### Material for this exercise:
▼▼▼

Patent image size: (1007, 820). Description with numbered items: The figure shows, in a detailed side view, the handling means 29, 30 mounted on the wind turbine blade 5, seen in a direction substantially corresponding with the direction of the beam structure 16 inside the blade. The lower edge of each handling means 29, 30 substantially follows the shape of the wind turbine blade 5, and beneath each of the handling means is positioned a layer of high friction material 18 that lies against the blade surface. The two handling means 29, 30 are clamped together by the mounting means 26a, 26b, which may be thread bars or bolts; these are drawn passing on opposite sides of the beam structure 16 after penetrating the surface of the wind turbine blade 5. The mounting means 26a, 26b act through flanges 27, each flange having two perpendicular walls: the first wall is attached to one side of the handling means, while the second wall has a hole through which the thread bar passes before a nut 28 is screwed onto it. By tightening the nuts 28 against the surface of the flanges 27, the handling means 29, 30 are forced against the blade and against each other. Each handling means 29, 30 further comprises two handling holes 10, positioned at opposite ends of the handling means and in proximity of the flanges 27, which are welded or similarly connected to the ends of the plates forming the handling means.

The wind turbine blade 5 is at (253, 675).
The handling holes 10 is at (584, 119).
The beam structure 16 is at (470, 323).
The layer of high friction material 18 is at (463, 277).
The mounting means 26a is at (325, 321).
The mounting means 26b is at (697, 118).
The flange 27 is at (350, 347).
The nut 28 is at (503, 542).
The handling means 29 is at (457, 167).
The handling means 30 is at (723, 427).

▲▲▲

Please copy every line of the listing above word for word.

### Answer:
Patent image size: (1007, 820). Description with numbered items: The figure shows, in a detailed side view, the handling means 29, 30 mounted on the wind turbine blade 5, seen in a direction substantially corresponding with the direction of the beam structure 16 inside the blade. The lower edge of each handling means 29, 30 substantially follows the shape of the wind turbine blade 5, and beneath each of the handling means is positioned a layer of high friction material 18 that lies against the blade surface. The two handling means 29, 30 are clamped together by the mounting means 26a, 26b, which may be thread bars or bolts; these are drawn passing on opposite sides of the beam structure 16 after penetrating the surface of the wind turbine blade 5. The mounting means 26a, 26b act through flanges 27, each flange having two perpendicular walls: the first wall is attached to one side of the handling means, while the second wall has a hole through which the thread bar passes before a nut 28 is screwed onto it. By tightening the nuts 28 against the surface of the flanges 27, the handling means 29, 30 are forced against the blade and against each other. Each handling means 29, 30 further comprises two handling holes 10, positioned at opposite ends of the handling means and in proximity of the flanges 27, which are welded or similarly connected to the ends of the plates forming the handling means.

The wind turbine blade 5 is at (253, 675).
The handling holes 10 is at (584, 119).
The beam structure 16 is at (470, 323).
The layer of high friction material 18 is at (463, 277).
The mounting means 26a is at (325, 321).
The mounting means 26b is at (697, 118).
The flange 27 is at (350, 347).
The nut 28 is at (503, 542).
The handling means 29 is at (457, 167).
The handling means 30 is at (723, 427).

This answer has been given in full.